◆ TASK TO CARRY OUT
Copy out every line of the listing below without any change, omitting the picture.

═══ RECORD EXTRACTS ═══

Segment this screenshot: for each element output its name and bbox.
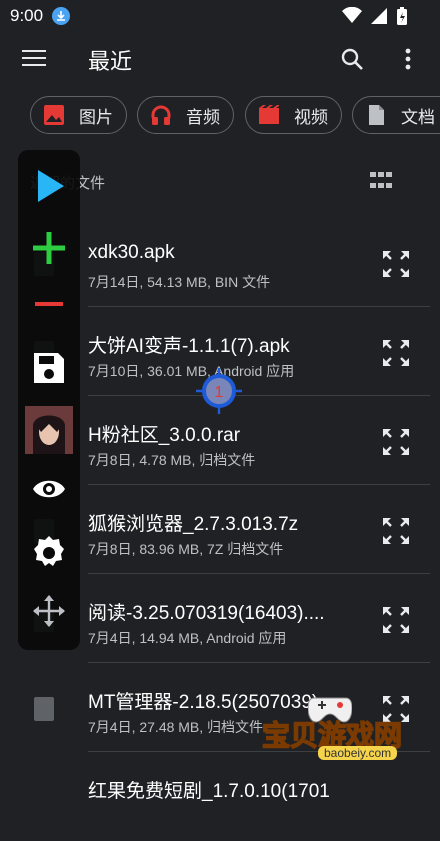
remove-button[interactable] xyxy=(18,296,80,312)
more-options-icon[interactable] xyxy=(398,46,418,72)
play-button[interactable] xyxy=(18,168,80,204)
file-meta: 7月8日, 4.78 MB, 归档文件 xyxy=(88,452,256,468)
settings-button[interactable] xyxy=(18,534,80,570)
avatar-button[interactable] xyxy=(18,406,80,454)
add-button[interactable] xyxy=(18,230,80,266)
expand-icon[interactable] xyxy=(380,604,412,636)
chip-label: 视频 xyxy=(294,107,328,127)
settings-icon xyxy=(34,536,64,566)
file-name: xdk30.apk xyxy=(88,242,175,263)
file-name: 红果免费短剧_1.7.0.10(1701 xyxy=(88,781,330,802)
expand-icon[interactable] xyxy=(380,515,412,547)
chip-images[interactable]: 图片 xyxy=(30,96,127,134)
tap-target-crosshair[interactable]: 1 xyxy=(196,368,242,414)
expand-icon[interactable] xyxy=(380,426,412,458)
move-icon xyxy=(33,595,65,627)
status-time: 9:00 xyxy=(10,6,44,25)
save-button[interactable] xyxy=(18,350,80,386)
chip-label: 文档 xyxy=(401,107,435,127)
status-bar: 9:00 xyxy=(0,0,440,32)
category-chips: 图片 音频 视频 文档 xyxy=(0,96,440,140)
document-icon xyxy=(369,105,384,125)
file-name: H粉社区_3.0.0.rar xyxy=(88,425,241,446)
menu-icon[interactable] xyxy=(22,50,46,68)
chip-label: 图片 xyxy=(79,107,113,127)
avatar xyxy=(25,406,73,454)
archive-icon xyxy=(34,697,54,721)
signal-icon xyxy=(371,8,387,24)
crosshair-number: 1 xyxy=(215,384,224,401)
download-icon xyxy=(52,7,70,25)
visibility-button[interactable] xyxy=(18,476,80,502)
image-icon xyxy=(44,105,64,125)
save-icon xyxy=(34,353,64,383)
file-meta: 7月4日, 27.48 MB, 归档文件 xyxy=(88,719,264,735)
file-meta: 7月8日, 83.96 MB, 7Z 归档文件 xyxy=(88,541,284,557)
remove-icon xyxy=(35,302,63,306)
page-title: 最近 xyxy=(88,49,133,74)
add-icon xyxy=(33,232,65,264)
site-watermark: 宝贝游戏网 baobeiy.com xyxy=(261,690,432,772)
wifi-icon xyxy=(342,7,362,23)
move-handle[interactable] xyxy=(18,594,80,628)
chip-audio[interactable]: 音频 xyxy=(137,96,234,134)
floating-toolbar xyxy=(18,150,80,650)
expand-icon[interactable] xyxy=(380,248,412,280)
file-name: 阅读-3.25.070319(16403).... xyxy=(88,603,325,624)
eye-icon xyxy=(33,480,65,498)
chip-label: 音频 xyxy=(186,107,220,127)
play-icon xyxy=(38,170,64,202)
headphones-icon xyxy=(151,105,171,125)
file-name: 大饼AI变声-1.1.1(7).apk xyxy=(88,336,290,357)
video-icon xyxy=(259,105,279,124)
expand-icon[interactable] xyxy=(380,337,412,369)
chip-documents[interactable]: 文档 xyxy=(352,96,440,134)
chip-video[interactable]: 视频 xyxy=(245,96,342,134)
grid-view-icon[interactable] xyxy=(370,172,392,192)
file-meta: 7月4日, 14.94 MB, Android 应用 xyxy=(88,630,287,646)
battery-icon xyxy=(397,7,407,25)
search-icon[interactable] xyxy=(340,47,364,71)
file-meta: 7月10日, 36.01 MB, Android 应用 xyxy=(88,363,295,379)
file-name: 狐猴浏览器_2.7.3.013.7z xyxy=(88,514,299,535)
file-meta: 7月14日, 54.13 MB, BIN 文件 xyxy=(88,274,271,290)
watermark-url: baobeiy.com xyxy=(318,746,398,760)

═══

◆ TASK ANSWER
Segment this screenshot: for each element output its name and bbox.
remove-button[interactable] xyxy=(18,296,80,312)
more-options-icon[interactable] xyxy=(398,46,418,72)
play-button[interactable] xyxy=(18,168,80,204)
file-meta: 7月8日, 4.78 MB, 归档文件 xyxy=(88,452,256,468)
settings-button[interactable] xyxy=(18,534,80,570)
avatar-button[interactable] xyxy=(18,406,80,454)
add-button[interactable] xyxy=(18,230,80,266)
expand-icon[interactable] xyxy=(380,604,412,636)
chip-label: 视频 xyxy=(294,107,328,127)
settings-icon xyxy=(34,536,64,566)
file-name: xdk30.apk xyxy=(88,242,175,263)
file-name: 红果免费短剧_1.7.0.10(1701 xyxy=(88,781,330,802)
expand-icon[interactable] xyxy=(380,515,412,547)
chip-images[interactable]: 图片 xyxy=(30,96,127,134)
tap-target-crosshair[interactable]: 1 xyxy=(196,368,242,414)
expand-icon[interactable] xyxy=(380,426,412,458)
move-icon xyxy=(33,595,65,627)
status-time: 9:00 xyxy=(10,6,44,25)
save-button[interactable] xyxy=(18,350,80,386)
chip-label: 文档 xyxy=(401,107,435,127)
status-bar: 9:00 xyxy=(0,0,440,32)
category-chips: 图片 音频 视频 文档 xyxy=(0,96,440,140)
document-icon xyxy=(369,105,384,125)
file-name: H粉社区_3.0.0.rar xyxy=(88,425,241,446)
menu-icon[interactable] xyxy=(22,50,46,68)
chip-label: 图片 xyxy=(79,107,113,127)
avatar xyxy=(25,406,73,454)
archive-icon xyxy=(34,697,54,721)
signal-icon xyxy=(371,8,387,24)
crosshair-number: 1 xyxy=(215,384,224,401)
download-icon xyxy=(52,7,70,25)
visibility-button[interactable] xyxy=(18,476,80,502)
image-icon xyxy=(44,105,64,125)
save-icon xyxy=(34,353,64,383)
file-meta: 7月4日, 27.48 MB, 归档文件 xyxy=(88,719,264,735)
file-meta: 7月8日, 83.96 MB, 7Z 归档文件 xyxy=(88,541,284,557)
remove-icon xyxy=(35,302,63,306)
page-title: 最近 xyxy=(88,49,133,74)
add-icon xyxy=(33,232,65,264)
site-watermark: 宝贝游戏网 baobeiy.com xyxy=(261,690,432,772)
wifi-icon xyxy=(342,7,362,23)
move-handle[interactable] xyxy=(18,594,80,628)
chip-audio[interactable]: 音频 xyxy=(137,96,234,134)
floating-toolbar xyxy=(18,150,80,650)
expand-icon[interactable] xyxy=(380,248,412,280)
file-name: 阅读-3.25.070319(16403).... xyxy=(88,603,325,624)
eye-icon xyxy=(33,480,65,498)
chip-label: 音频 xyxy=(186,107,220,127)
play-icon xyxy=(38,170,64,202)
headphones-icon xyxy=(151,105,171,125)
file-name: 大饼AI变声-1.1.1(7).apk xyxy=(88,336,290,357)
video-icon xyxy=(259,105,279,124)
expand-icon[interactable] xyxy=(380,337,412,369)
chip-documents[interactable]: 文档 xyxy=(352,96,440,134)
chip-video[interactable]: 视频 xyxy=(245,96,342,134)
grid-view-icon[interactable] xyxy=(370,172,392,192)
file-meta: 7月4日, 14.94 MB, Android 应用 xyxy=(88,630,287,646)
battery-icon xyxy=(397,7,407,25)
search-icon[interactable] xyxy=(340,47,364,71)
file-meta: 7月10日, 36.01 MB, Android 应用 xyxy=(88,363,295,379)
file-name: 狐猴浏览器_2.7.3.013.7z xyxy=(88,514,299,535)
file-meta: 7月14日, 54.13 MB, BIN 文件 xyxy=(88,274,271,290)
watermark-url: baobeiy.com xyxy=(318,746,398,760)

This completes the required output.